**STATED GOAL**
Your task is to write out the complete listing exactly as it is shown.

**EXTRACTED DATA**
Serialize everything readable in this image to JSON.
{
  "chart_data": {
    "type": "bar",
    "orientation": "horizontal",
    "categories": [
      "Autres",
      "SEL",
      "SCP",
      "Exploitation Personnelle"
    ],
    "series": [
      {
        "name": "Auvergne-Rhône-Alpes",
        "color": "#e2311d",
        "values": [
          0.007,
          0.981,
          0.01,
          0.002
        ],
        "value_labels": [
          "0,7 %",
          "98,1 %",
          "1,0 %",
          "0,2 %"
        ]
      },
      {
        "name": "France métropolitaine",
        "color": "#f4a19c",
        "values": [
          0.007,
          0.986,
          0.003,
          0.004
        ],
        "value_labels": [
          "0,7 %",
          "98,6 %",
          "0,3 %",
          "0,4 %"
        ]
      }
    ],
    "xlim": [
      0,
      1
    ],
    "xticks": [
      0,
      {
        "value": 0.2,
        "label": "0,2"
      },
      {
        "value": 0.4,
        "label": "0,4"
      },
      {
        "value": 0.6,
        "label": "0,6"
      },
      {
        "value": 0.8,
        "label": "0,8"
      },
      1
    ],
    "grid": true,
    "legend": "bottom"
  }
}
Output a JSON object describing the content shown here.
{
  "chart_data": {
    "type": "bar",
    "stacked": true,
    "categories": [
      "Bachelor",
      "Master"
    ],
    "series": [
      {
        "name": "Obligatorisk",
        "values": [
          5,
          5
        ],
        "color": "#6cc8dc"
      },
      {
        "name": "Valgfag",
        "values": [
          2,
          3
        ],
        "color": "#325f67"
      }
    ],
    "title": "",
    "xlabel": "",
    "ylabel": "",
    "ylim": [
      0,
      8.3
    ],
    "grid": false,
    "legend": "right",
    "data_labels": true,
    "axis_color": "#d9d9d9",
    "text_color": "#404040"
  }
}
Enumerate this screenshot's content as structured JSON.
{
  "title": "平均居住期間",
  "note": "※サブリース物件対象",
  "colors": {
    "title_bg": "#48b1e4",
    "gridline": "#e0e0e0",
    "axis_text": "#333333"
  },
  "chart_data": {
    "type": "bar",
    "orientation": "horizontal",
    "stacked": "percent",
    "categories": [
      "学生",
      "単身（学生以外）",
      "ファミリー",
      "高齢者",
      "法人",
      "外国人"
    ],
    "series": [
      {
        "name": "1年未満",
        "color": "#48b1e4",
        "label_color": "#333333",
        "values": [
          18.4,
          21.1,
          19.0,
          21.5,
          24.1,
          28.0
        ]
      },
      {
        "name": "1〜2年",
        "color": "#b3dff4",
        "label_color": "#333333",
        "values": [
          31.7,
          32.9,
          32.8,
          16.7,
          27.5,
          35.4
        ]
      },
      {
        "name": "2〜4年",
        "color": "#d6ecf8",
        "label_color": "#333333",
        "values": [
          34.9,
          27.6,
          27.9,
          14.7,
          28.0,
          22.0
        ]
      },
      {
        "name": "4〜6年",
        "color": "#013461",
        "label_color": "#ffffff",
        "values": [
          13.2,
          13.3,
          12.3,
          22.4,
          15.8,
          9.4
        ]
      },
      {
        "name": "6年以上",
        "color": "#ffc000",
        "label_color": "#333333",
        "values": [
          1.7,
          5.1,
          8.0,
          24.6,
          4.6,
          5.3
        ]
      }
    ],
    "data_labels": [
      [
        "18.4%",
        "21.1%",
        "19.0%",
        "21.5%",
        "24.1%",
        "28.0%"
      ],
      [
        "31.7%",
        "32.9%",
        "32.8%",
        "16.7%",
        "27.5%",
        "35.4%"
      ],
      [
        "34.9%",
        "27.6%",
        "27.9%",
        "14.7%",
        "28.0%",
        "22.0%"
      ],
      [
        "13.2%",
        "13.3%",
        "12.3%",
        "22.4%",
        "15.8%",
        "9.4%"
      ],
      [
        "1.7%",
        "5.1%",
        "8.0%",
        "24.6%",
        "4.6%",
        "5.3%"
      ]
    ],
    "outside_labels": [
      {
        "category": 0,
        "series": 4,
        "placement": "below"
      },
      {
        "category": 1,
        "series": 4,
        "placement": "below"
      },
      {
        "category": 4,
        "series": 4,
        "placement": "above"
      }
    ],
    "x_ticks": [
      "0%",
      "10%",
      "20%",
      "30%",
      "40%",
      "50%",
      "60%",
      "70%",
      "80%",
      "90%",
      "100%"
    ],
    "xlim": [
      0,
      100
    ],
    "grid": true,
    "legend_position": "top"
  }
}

**RESULT FOR THIS TASK**
Serialize everything readable in this image to JSON.
{
  "chart_data": {
    "type": "bar",
    "orientation": "horizontal",
    "categories": [
      "Autres",
      "SEL",
      "SCP",
      "Exploitation Personnelle"
    ],
    "series": [
      {
        "name": "Auvergne-Rhône-Alpes",
        "color": "#e2311d",
        "values": [
          0.007,
          0.981,
          0.01,
          0.002
        ],
        "value_labels": [
          "0,7 %",
          "98,1 %",
          "1,0 %",
          "0,2 %"
        ]
      },
      {
        "name": "France métropolitaine",
        "color": "#f4a19c",
        "values": [
          0.007,
          0.986,
          0.003,
          0.004
        ],
        "value_labels": [
          "0,7 %",
          "98,6 %",
          "0,3 %",
          "0,4 %"
        ]
      }
    ],
    "xlim": [
      0,
      1
    ],
    "xticks": [
      0,
      {
        "value": 0.2,
        "label": "0,2"
      },
      {
        "value": 0.4,
        "label": "0,4"
      },
      {
        "value": 0.6,
        "label": "0,6"
      },
      {
        "value": 0.8,
        "label": "0,8"
      },
      1
    ],
    "grid": true,
    "legend": "bottom"
  }
}
Output a JSON object describing the content shown here.
{
  "chart_data": {
    "type": "bar",
    "stacked": true,
    "categories": [
      "Bachelor",
      "Master"
    ],
    "series": [
      {
        "name": "Obligatorisk",
        "values": [
          5,
          5
        ],
        "color": "#6cc8dc"
      },
      {
        "name": "Valgfag",
        "values": [
          2,
          3
        ],
        "color": "#325f67"
      }
    ],
    "title": "",
    "xlabel": "",
    "ylabel": "",
    "ylim": [
      0,
      8.3
    ],
    "grid": false,
    "legend": "right",
    "data_labels": true,
    "axis_color": "#d9d9d9",
    "text_color": "#404040"
  }
}
Enumerate this screenshot's content as structured JSON.
{
  "title": "平均居住期間",
  "note": "※サブリース物件対象",
  "colors": {
    "title_bg": "#48b1e4",
    "gridline": "#e0e0e0",
    "axis_text": "#333333"
  },
  "chart_data": {
    "type": "bar",
    "orientation": "horizontal",
    "stacked": "percent",
    "categories": [
      "学生",
      "単身（学生以外）",
      "ファミリー",
      "高齢者",
      "法人",
      "外国人"
    ],
    "series": [
      {
        "name": "1年未満",
        "color": "#48b1e4",
        "label_color": "#333333",
        "values": [
          18.4,
          21.1,
          19.0,
          21.5,
          24.1,
          28.0
        ]
      },
      {
        "name": "1〜2年",
        "color": "#b3dff4",
        "label_color": "#333333",
        "values": [
          31.7,
          32.9,
          32.8,
          16.7,
          27.5,
          35.4
        ]
      },
      {
        "name": "2〜4年",
        "color": "#d6ecf8",
        "label_color": "#333333",
        "values": [
          34.9,
          27.6,
          27.9,
          14.7,
          28.0,
          22.0
        ]
      },
      {
        "name": "4〜6年",
        "color": "#013461",
        "label_color": "#ffffff",
        "values": [
          13.2,
          13.3,
          12.3,
          22.4,
          15.8,
          9.4
        ]
      },
      {
        "name": "6年以上",
        "color": "#ffc000",
        "label_color": "#333333",
        "values": [
          1.7,
          5.1,
          8.0,
          24.6,
          4.6,
          5.3
        ]
      }
    ],
    "data_labels": [
      [
        "18.4%",
        "21.1%",
        "19.0%",
        "21.5%",
        "24.1%",
        "28.0%"
      ],
      [
        "31.7%",
        "32.9%",
        "32.8%",
        "16.7%",
        "27.5%",
        "35.4%"
      ],
      [
        "34.9%",
        "27.6%",
        "27.9%",
        "14.7%",
        "28.0%",
        "22.0%"
      ],
      [
        "13.2%",
        "13.3%",
        "12.3%",
        "22.4%",
        "15.8%",
        "9.4%"
      ],
      [
        "1.7%",
        "5.1%",
        "8.0%",
        "24.6%",
        "4.6%",
        "5.3%"
      ]
    ],
    "outside_labels": [
      {
        "category": 0,
        "series": 4,
        "placement": "below"
      },
      {
        "category": 1,
        "series": 4,
        "placement": "below"
      },
      {
        "category": 4,
        "series": 4,
        "placement": "above"
      }
    ],
    "x_ticks": [
      "0%",
      "10%",
      "20%",
      "30%",
      "40%",
      "50%",
      "60%",
      "70%",
      "80%",
      "90%",
      "100%"
    ],
    "xlim": [
      0,
      100
    ],
    "grid": true,
    "legend_position": "top"
  }
}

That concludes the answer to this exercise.